## Exercise prompt:
Each entry that follows must be output without any deviation.

## Extracted data:
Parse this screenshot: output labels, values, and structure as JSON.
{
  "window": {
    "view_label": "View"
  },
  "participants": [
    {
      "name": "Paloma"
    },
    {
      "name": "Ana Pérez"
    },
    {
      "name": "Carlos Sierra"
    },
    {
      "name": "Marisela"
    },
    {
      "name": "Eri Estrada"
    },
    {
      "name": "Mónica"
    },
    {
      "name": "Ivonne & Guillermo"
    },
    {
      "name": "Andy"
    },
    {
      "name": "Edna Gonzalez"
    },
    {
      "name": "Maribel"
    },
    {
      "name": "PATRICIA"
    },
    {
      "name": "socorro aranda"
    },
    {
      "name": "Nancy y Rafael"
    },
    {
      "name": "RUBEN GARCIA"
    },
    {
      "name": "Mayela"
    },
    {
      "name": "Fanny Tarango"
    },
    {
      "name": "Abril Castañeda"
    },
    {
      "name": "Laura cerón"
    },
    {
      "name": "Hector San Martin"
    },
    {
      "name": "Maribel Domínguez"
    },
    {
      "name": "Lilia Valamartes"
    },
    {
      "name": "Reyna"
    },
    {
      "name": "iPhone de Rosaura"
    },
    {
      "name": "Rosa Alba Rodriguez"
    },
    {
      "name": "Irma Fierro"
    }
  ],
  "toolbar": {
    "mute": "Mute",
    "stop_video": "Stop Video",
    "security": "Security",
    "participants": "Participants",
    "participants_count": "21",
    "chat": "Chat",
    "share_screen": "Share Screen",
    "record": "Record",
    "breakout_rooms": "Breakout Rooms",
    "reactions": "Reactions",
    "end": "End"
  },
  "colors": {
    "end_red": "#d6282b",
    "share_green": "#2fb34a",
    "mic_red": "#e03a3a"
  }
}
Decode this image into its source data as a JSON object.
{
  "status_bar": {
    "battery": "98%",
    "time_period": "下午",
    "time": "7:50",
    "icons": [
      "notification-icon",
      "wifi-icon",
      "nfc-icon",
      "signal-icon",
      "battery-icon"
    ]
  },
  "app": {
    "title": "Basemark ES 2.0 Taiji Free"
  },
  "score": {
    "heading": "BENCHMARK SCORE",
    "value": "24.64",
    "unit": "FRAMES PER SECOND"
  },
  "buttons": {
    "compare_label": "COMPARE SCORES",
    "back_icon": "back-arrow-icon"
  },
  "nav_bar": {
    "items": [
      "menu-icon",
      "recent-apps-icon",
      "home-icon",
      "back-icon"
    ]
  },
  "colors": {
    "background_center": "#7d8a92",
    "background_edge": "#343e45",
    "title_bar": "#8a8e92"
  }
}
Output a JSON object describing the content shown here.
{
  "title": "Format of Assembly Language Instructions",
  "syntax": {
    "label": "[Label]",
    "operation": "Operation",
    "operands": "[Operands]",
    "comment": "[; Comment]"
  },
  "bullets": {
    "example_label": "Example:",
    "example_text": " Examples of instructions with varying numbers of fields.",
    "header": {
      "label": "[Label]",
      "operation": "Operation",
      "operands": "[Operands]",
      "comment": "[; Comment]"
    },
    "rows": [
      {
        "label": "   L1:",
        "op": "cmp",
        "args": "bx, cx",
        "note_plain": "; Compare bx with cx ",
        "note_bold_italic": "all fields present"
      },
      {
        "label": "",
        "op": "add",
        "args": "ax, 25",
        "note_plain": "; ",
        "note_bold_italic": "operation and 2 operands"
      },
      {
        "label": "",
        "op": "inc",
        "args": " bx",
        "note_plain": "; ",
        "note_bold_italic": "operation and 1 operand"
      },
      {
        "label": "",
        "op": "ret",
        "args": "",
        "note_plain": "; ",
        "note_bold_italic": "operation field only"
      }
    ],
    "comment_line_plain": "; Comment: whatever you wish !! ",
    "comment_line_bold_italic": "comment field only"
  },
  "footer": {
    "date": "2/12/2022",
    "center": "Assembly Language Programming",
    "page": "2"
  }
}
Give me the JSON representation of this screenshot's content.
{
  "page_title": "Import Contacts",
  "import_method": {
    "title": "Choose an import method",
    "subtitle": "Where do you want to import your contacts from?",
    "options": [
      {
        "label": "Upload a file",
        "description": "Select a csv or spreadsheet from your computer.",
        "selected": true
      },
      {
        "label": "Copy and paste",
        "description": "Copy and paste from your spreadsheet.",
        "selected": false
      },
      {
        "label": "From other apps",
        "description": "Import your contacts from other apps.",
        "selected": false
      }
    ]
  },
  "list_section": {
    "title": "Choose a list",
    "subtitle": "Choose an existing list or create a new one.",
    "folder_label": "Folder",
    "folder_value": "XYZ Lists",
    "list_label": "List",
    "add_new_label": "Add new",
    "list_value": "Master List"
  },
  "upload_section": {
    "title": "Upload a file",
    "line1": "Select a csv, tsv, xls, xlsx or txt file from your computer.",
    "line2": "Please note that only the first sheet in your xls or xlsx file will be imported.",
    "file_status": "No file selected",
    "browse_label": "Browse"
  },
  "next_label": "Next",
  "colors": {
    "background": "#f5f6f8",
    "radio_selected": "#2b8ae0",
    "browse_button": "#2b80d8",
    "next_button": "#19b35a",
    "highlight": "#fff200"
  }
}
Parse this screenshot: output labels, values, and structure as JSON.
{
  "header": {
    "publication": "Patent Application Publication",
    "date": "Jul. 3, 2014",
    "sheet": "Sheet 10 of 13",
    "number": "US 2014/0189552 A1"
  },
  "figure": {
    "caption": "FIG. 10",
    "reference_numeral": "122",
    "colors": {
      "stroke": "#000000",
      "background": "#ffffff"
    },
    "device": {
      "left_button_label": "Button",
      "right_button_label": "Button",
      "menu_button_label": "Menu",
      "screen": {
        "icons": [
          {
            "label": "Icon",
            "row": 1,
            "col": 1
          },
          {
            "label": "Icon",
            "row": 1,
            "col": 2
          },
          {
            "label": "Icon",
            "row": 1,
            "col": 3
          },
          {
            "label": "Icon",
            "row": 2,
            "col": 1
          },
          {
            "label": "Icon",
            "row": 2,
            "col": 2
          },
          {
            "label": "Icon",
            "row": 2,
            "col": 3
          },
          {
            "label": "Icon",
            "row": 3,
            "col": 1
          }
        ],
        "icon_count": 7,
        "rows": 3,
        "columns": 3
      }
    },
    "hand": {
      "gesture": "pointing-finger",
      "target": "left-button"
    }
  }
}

## The result:
Parse this screenshot: output labels, values, and structure as JSON.
{
  "window": {
    "view_label": "View"
  },
  "participants": [
    {
      "name": "Paloma"
    },
    {
      "name": "Ana Pérez"
    },
    {
      "name": "Carlos Sierra"
    },
    {
      "name": "Marisela"
    },
    {
      "name": "Eri Estrada"
    },
    {
      "name": "Mónica"
    },
    {
      "name": "Ivonne & Guillermo"
    },
    {
      "name": "Andy"
    },
    {
      "name": "Edna Gonzalez"
    },
    {
      "name": "Maribel"
    },
    {
      "name": "PATRICIA"
    },
    {
      "name": "socorro aranda"
    },
    {
      "name": "Nancy y Rafael"
    },
    {
      "name": "RUBEN GARCIA"
    },
    {
      "name": "Mayela"
    },
    {
      "name": "Fanny Tarango"
    },
    {
      "name": "Abril Castañeda"
    },
    {
      "name": "Laura cerón"
    },
    {
      "name": "Hector San Martin"
    },
    {
      "name": "Maribel Domínguez"
    },
    {
      "name": "Lilia Valamartes"
    },
    {
      "name": "Reyna"
    },
    {
      "name": "iPhone de Rosaura"
    },
    {
      "name": "Rosa Alba Rodriguez"
    },
    {
      "name": "Irma Fierro"
    }
  ],
  "toolbar": {
    "mute": "Mute",
    "stop_video": "Stop Video",
    "security": "Security",
    "participants": "Participants",
    "participants_count": "21",
    "chat": "Chat",
    "share_screen": "Share Screen",
    "record": "Record",
    "breakout_rooms": "Breakout Rooms",
    "reactions": "Reactions",
    "end": "End"
  },
  "colors": {
    "end_red": "#d6282b",
    "share_green": "#2fb34a",
    "mic_red": "#e03a3a"
  }
}
Decode this image into its source data as a JSON object.
{
  "status_bar": {
    "battery": "98%",
    "time_period": "下午",
    "time": "7:50",
    "icons": [
      "notification-icon",
      "wifi-icon",
      "nfc-icon",
      "signal-icon",
      "battery-icon"
    ]
  },
  "app": {
    "title": "Basemark ES 2.0 Taiji Free"
  },
  "score": {
    "heading": "BENCHMARK SCORE",
    "value": "24.64",
    "unit": "FRAMES PER SECOND"
  },
  "buttons": {
    "compare_label": "COMPARE SCORES",
    "back_icon": "back-arrow-icon"
  },
  "nav_bar": {
    "items": [
      "menu-icon",
      "recent-apps-icon",
      "home-icon",
      "back-icon"
    ]
  },
  "colors": {
    "background_center": "#7d8a92",
    "background_edge": "#343e45",
    "title_bar": "#8a8e92"
  }
}
Output a JSON object describing the content shown here.
{
  "title": "Format of Assembly Language Instructions",
  "syntax": {
    "label": "[Label]",
    "operation": "Operation",
    "operands": "[Operands]",
    "comment": "[; Comment]"
  },
  "bullets": {
    "example_label": "Example:",
    "example_text": " Examples of instructions with varying numbers of fields.",
    "header": {
      "label": "[Label]",
      "operation": "Operation",
      "operands": "[Operands]",
      "comment": "[; Comment]"
    },
    "rows": [
      {
        "label": "   L1:",
        "op": "cmp",
        "args": "bx, cx",
        "note_plain": "; Compare bx with cx ",
        "note_bold_italic": "all fields present"
      },
      {
        "label": "",
        "op": "add",
        "args": "ax, 25",
        "note_plain": "; ",
        "note_bold_italic": "operation and 2 operands"
      },
      {
        "label": "",
        "op": "inc",
        "args": " bx",
        "note_plain": "; ",
        "note_bold_italic": "operation and 1 operand"
      },
      {
        "label": "",
        "op": "ret",
        "args": "",
        "note_plain": "; ",
        "note_bold_italic": "operation field only"
      }
    ],
    "comment_line_plain": "; Comment: whatever you wish !! ",
    "comment_line_bold_italic": "comment field only"
  },
  "footer": {
    "date": "2/12/2022",
    "center": "Assembly Language Programming",
    "page": "2"
  }
}
Give me the JSON representation of this screenshot's content.
{
  "page_title": "Import Contacts",
  "import_method": {
    "title": "Choose an import method",
    "subtitle": "Where do you want to import your contacts from?",
    "options": [
      {
        "label": "Upload a file",
        "description": "Select a csv or spreadsheet from your computer.",
        "selected": true
      },
      {
        "label": "Copy and paste",
        "description": "Copy and paste from your spreadsheet.",
        "selected": false
      },
      {
        "label": "From other apps",
        "description": "Import your contacts from other apps.",
        "selected": false
      }
    ]
  },
  "list_section": {
    "title": "Choose a list",
    "subtitle": "Choose an existing list or create a new one.",
    "folder_label": "Folder",
    "folder_value": "XYZ Lists",
    "list_label": "List",
    "add_new_label": "Add new",
    "list_value": "Master List"
  },
  "upload_section": {
    "title": "Upload a file",
    "line1": "Select a csv, tsv, xls, xlsx or txt file from your computer.",
    "line2": "Please note that only the first sheet in your xls or xlsx file will be imported.",
    "file_status": "No file selected",
    "browse_label": "Browse"
  },
  "next_label": "Next",
  "colors": {
    "background": "#f5f6f8",
    "radio_selected": "#2b8ae0",
    "browse_button": "#2b80d8",
    "next_button": "#19b35a",
    "highlight": "#fff200"
  }
}
Parse this screenshot: output labels, values, and structure as JSON.
{
  "header": {
    "publication": "Patent Application Publication",
    "date": "Jul. 3, 2014",
    "sheet": "Sheet 10 of 13",
    "number": "US 2014/0189552 A1"
  },
  "figure": {
    "caption": "FIG. 10",
    "reference_numeral": "122",
    "colors": {
      "stroke": "#000000",
      "background": "#ffffff"
    },
    "device": {
      "left_button_label": "Button",
      "right_button_label": "Button",
      "menu_button_label": "Menu",
      "screen": {
        "icons": [
          {
            "label": "Icon",
            "row": 1,
            "col": 1
          },
          {
            "label": "Icon",
            "row": 1,
            "col": 2
          },
          {
            "label": "Icon",
            "row": 1,
            "col": 3
          },
          {
            "label": "Icon",
            "row": 2,
            "col": 1
          },
          {
            "label": "Icon",
            "row": 2,
            "col": 2
          },
          {
            "label": "Icon",
            "row": 2,
            "col": 3
          },
          {
            "label": "Icon",
            "row": 3,
            "col": 1
          }
        ],
        "icon_count": 7,
        "rows": 3,
        "columns": 3
      }
    },
    "hand": {
      "gesture": "pointing-finger",
      "target": "left-button"
    }
  }
}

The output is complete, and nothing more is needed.